▶ YOUR ASSIGNMENT
An exact copy of the listing below is the answer, with the pictures removed.

▶ GIVEN ENTRIES
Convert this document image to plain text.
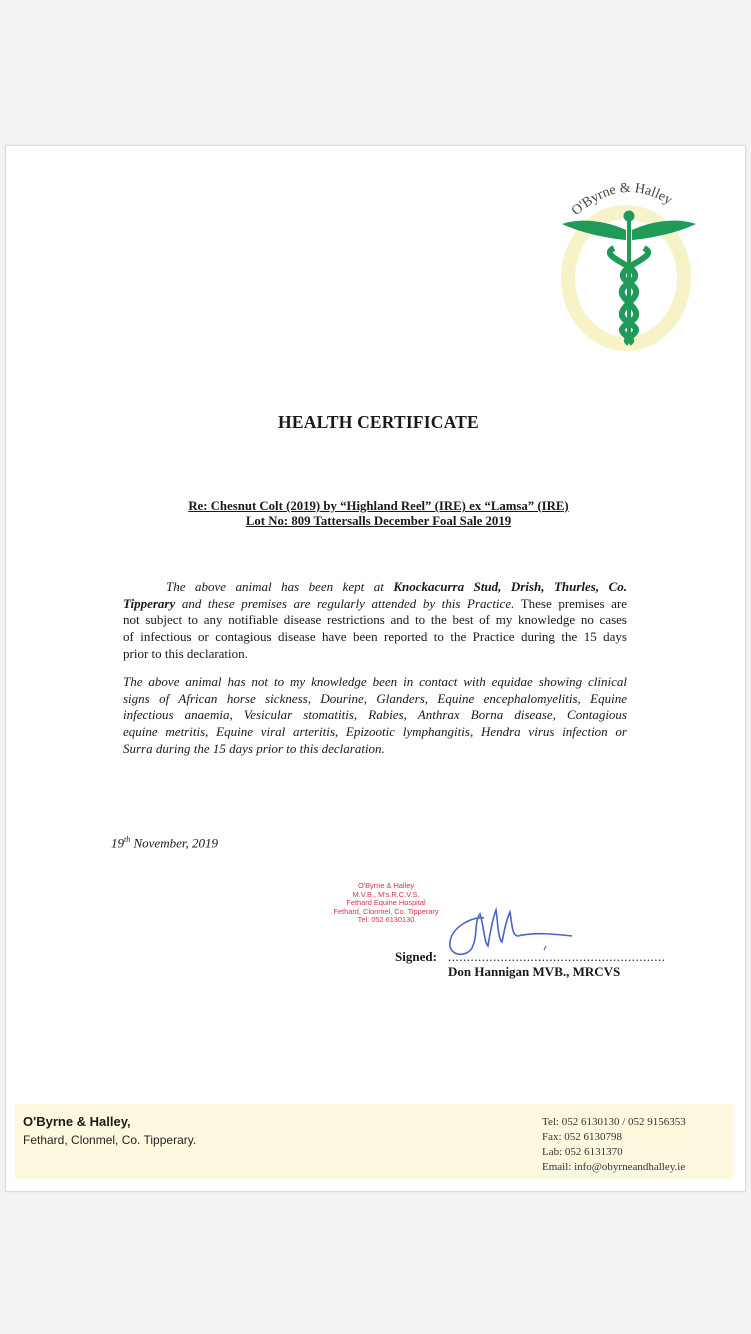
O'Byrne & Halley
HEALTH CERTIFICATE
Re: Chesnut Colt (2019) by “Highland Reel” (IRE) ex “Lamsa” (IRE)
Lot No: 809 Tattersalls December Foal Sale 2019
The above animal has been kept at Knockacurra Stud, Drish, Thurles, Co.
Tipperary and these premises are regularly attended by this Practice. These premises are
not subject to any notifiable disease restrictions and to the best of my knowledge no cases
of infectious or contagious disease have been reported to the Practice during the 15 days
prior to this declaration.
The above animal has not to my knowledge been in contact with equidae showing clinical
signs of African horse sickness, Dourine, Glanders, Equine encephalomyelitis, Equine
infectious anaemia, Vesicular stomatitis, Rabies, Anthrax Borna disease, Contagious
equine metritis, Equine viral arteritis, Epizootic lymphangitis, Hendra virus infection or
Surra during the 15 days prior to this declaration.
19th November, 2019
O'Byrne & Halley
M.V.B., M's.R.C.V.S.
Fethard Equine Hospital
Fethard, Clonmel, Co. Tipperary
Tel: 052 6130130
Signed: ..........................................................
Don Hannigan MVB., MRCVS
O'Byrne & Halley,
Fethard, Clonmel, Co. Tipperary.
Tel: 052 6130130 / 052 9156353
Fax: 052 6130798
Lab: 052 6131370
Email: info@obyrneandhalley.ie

▶ SOLUTION TO THIS TASK
Convert this document image to plain text.
O'Byrne & Halley
HEALTH CERTIFICATE
Re: Chesnut Colt (2019) by “Highland Reel” (IRE) ex “Lamsa” (IRE)
Lot No: 809 Tattersalls December Foal Sale 2019
The above animal has been kept at Knockacurra Stud, Drish, Thurles, Co.
Tipperary and these premises are regularly attended by this Practice. These premises are
not subject to any notifiable disease restrictions and to the best of my knowledge no cases
of infectious or contagious disease have been reported to the Practice during the 15 days
prior to this declaration.
The above animal has not to my knowledge been in contact with equidae showing clinical
signs of African horse sickness, Dourine, Glanders, Equine encephalomyelitis, Equine
infectious anaemia, Vesicular stomatitis, Rabies, Anthrax Borna disease, Contagious
equine metritis, Equine viral arteritis, Epizootic lymphangitis, Hendra virus infection or
Surra during the 15 days prior to this declaration.
19th November, 2019
O'Byrne & Halley
M.V.B., M's.R.C.V.S.
Fethard Equine Hospital
Fethard, Clonmel, Co. Tipperary
Tel: 052 6130130
Signed: ..........................................................
Don Hannigan MVB., MRCVS
O'Byrne & Halley,
Fethard, Clonmel, Co. Tipperary.
Tel: 052 6130130 / 052 9156353
Fax: 052 6130798
Lab: 052 6131370
Email: info@obyrneandhalley.ie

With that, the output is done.